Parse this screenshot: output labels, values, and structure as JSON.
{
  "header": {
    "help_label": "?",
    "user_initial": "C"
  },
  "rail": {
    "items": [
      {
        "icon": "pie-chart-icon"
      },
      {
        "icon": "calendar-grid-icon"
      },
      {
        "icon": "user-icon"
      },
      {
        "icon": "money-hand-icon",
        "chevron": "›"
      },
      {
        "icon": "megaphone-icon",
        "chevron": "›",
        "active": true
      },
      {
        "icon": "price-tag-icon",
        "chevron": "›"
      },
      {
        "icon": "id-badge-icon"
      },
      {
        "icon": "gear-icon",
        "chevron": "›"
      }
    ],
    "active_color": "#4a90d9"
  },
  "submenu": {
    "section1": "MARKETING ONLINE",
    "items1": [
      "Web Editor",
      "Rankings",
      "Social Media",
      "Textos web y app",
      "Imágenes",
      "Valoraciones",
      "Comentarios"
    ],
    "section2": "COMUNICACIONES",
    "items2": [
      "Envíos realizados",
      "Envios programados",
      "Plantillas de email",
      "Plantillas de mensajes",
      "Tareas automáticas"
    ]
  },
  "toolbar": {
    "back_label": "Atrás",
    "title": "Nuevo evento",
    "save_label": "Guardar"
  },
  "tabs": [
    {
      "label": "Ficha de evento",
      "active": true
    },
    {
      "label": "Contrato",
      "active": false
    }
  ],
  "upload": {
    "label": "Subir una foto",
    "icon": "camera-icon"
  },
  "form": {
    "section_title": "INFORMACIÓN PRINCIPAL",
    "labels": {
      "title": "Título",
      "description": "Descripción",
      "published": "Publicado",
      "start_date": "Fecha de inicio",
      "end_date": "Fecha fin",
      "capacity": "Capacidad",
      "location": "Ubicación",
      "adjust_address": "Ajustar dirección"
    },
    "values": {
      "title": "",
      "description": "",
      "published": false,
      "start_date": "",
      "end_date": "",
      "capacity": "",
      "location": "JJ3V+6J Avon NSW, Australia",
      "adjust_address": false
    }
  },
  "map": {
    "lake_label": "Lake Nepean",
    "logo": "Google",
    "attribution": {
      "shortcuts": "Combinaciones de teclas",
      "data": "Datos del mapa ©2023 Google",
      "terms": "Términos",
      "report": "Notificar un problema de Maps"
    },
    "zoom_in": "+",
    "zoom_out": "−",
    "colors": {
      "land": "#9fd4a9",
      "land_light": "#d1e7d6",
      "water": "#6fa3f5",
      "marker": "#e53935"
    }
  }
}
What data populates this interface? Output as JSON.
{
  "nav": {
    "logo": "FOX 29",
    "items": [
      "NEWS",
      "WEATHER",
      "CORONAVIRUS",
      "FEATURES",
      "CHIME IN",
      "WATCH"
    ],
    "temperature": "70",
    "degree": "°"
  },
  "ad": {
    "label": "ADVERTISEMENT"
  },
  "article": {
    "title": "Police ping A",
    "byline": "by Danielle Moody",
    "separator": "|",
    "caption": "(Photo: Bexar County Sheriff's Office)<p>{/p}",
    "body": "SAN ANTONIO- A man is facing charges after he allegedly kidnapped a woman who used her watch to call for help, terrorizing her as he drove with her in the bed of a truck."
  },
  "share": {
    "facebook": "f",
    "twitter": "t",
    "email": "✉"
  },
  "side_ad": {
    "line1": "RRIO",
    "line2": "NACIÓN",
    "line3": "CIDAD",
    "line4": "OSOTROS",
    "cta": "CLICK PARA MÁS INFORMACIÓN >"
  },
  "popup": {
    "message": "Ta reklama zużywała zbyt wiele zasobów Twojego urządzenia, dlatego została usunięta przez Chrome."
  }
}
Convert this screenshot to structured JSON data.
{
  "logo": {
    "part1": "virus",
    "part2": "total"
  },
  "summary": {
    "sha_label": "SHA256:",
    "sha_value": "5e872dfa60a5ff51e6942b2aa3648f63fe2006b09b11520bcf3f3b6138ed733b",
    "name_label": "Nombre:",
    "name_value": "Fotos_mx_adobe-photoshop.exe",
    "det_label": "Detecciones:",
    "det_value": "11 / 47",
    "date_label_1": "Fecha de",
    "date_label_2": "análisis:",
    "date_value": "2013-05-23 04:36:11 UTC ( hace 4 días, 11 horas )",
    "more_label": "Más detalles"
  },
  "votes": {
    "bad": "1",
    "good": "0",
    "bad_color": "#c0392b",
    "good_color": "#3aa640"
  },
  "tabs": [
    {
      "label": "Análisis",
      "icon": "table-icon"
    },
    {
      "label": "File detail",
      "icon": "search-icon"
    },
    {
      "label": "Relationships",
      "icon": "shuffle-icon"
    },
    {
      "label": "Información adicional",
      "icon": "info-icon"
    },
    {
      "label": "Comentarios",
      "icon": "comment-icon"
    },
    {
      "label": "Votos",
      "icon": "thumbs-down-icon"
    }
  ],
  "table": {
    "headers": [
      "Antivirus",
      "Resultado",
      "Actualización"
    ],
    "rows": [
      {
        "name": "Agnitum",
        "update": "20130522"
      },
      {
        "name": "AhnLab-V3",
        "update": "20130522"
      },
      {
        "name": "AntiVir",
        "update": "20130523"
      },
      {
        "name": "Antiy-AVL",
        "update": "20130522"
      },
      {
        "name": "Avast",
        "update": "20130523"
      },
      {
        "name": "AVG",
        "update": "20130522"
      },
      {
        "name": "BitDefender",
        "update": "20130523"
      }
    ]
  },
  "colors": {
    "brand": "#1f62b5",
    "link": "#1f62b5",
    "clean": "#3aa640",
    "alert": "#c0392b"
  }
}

Assignment: Restate the listing word for word.

Answer section:
Parse this screenshot: output labels, values, and structure as JSON.
{
  "header": {
    "help_label": "?",
    "user_initial": "C"
  },
  "rail": {
    "items": [
      {
        "icon": "pie-chart-icon"
      },
      {
        "icon": "calendar-grid-icon"
      },
      {
        "icon": "user-icon"
      },
      {
        "icon": "money-hand-icon",
        "chevron": "›"
      },
      {
        "icon": "megaphone-icon",
        "chevron": "›",
        "active": true
      },
      {
        "icon": "price-tag-icon",
        "chevron": "›"
      },
      {
        "icon": "id-badge-icon"
      },
      {
        "icon": "gear-icon",
        "chevron": "›"
      }
    ],
    "active_color": "#4a90d9"
  },
  "submenu": {
    "section1": "MARKETING ONLINE",
    "items1": [
      "Web Editor",
      "Rankings",
      "Social Media",
      "Textos web y app",
      "Imágenes",
      "Valoraciones",
      "Comentarios"
    ],
    "section2": "COMUNICACIONES",
    "items2": [
      "Envíos realizados",
      "Envios programados",
      "Plantillas de email",
      "Plantillas de mensajes",
      "Tareas automáticas"
    ]
  },
  "toolbar": {
    "back_label": "Atrás",
    "title": "Nuevo evento",
    "save_label": "Guardar"
  },
  "tabs": [
    {
      "label": "Ficha de evento",
      "active": true
    },
    {
      "label": "Contrato",
      "active": false
    }
  ],
  "upload": {
    "label": "Subir una foto",
    "icon": "camera-icon"
  },
  "form": {
    "section_title": "INFORMACIÓN PRINCIPAL",
    "labels": {
      "title": "Título",
      "description": "Descripción",
      "published": "Publicado",
      "start_date": "Fecha de inicio",
      "end_date": "Fecha fin",
      "capacity": "Capacidad",
      "location": "Ubicación",
      "adjust_address": "Ajustar dirección"
    },
    "values": {
      "title": "",
      "description": "",
      "published": false,
      "start_date": "",
      "end_date": "",
      "capacity": "",
      "location": "JJ3V+6J Avon NSW, Australia",
      "adjust_address": false
    }
  },
  "map": {
    "lake_label": "Lake Nepean",
    "logo": "Google",
    "attribution": {
      "shortcuts": "Combinaciones de teclas",
      "data": "Datos del mapa ©2023 Google",
      "terms": "Términos",
      "report": "Notificar un problema de Maps"
    },
    "zoom_in": "+",
    "zoom_out": "−",
    "colors": {
      "land": "#9fd4a9",
      "land_light": "#d1e7d6",
      "water": "#6fa3f5",
      "marker": "#e53935"
    }
  }
}
What data populates this interface? Output as JSON.
{
  "nav": {
    "logo": "FOX 29",
    "items": [
      "NEWS",
      "WEATHER",
      "CORONAVIRUS",
      "FEATURES",
      "CHIME IN",
      "WATCH"
    ],
    "temperature": "70",
    "degree": "°"
  },
  "ad": {
    "label": "ADVERTISEMENT"
  },
  "article": {
    "title": "Police ping A",
    "byline": "by Danielle Moody",
    "separator": "|",
    "caption": "(Photo: Bexar County Sheriff's Office)<p>{/p}",
    "body": "SAN ANTONIO- A man is facing charges after he allegedly kidnapped a woman who used her watch to call for help, terrorizing her as he drove with her in the bed of a truck."
  },
  "share": {
    "facebook": "f",
    "twitter": "t",
    "email": "✉"
  },
  "side_ad": {
    "line1": "RRIO",
    "line2": "NACIÓN",
    "line3": "CIDAD",
    "line4": "OSOTROS",
    "cta": "CLICK PARA MÁS INFORMACIÓN >"
  },
  "popup": {
    "message": "Ta reklama zużywała zbyt wiele zasobów Twojego urządzenia, dlatego została usunięta przez Chrome."
  }
}
Convert this screenshot to structured JSON data.
{
  "logo": {
    "part1": "virus",
    "part2": "total"
  },
  "summary": {
    "sha_label": "SHA256:",
    "sha_value": "5e872dfa60a5ff51e6942b2aa3648f63fe2006b09b11520bcf3f3b6138ed733b",
    "name_label": "Nombre:",
    "name_value": "Fotos_mx_adobe-photoshop.exe",
    "det_label": "Detecciones:",
    "det_value": "11 / 47",
    "date_label_1": "Fecha de",
    "date_label_2": "análisis:",
    "date_value": "2013-05-23 04:36:11 UTC ( hace 4 días, 11 horas )",
    "more_label": "Más detalles"
  },
  "votes": {
    "bad": "1",
    "good": "0",
    "bad_color": "#c0392b",
    "good_color": "#3aa640"
  },
  "tabs": [
    {
      "label": "Análisis",
      "icon": "table-icon"
    },
    {
      "label": "File detail",
      "icon": "search-icon"
    },
    {
      "label": "Relationships",
      "icon": "shuffle-icon"
    },
    {
      "label": "Información adicional",
      "icon": "info-icon"
    },
    {
      "label": "Comentarios",
      "icon": "comment-icon"
    },
    {
      "label": "Votos",
      "icon": "thumbs-down-icon"
    }
  ],
  "table": {
    "headers": [
      "Antivirus",
      "Resultado",
      "Actualización"
    ],
    "rows": [
      {
        "name": "Agnitum",
        "update": "20130522"
      },
      {
        "name": "AhnLab-V3",
        "update": "20130522"
      },
      {
        "name": "AntiVir",
        "update": "20130523"
      },
      {
        "name": "Antiy-AVL",
        "update": "20130522"
      },
      {
        "name": "Avast",
        "update": "20130523"
      },
      {
        "name": "AVG",
        "update": "20130522"
      },
      {
        "name": "BitDefender",
        "update": "20130523"
      }
    ]
  },
  "colors": {
    "brand": "#1f62b5",
    "link": "#1f62b5",
    "clean": "#3aa640",
    "alert": "#c0392b"
  }
}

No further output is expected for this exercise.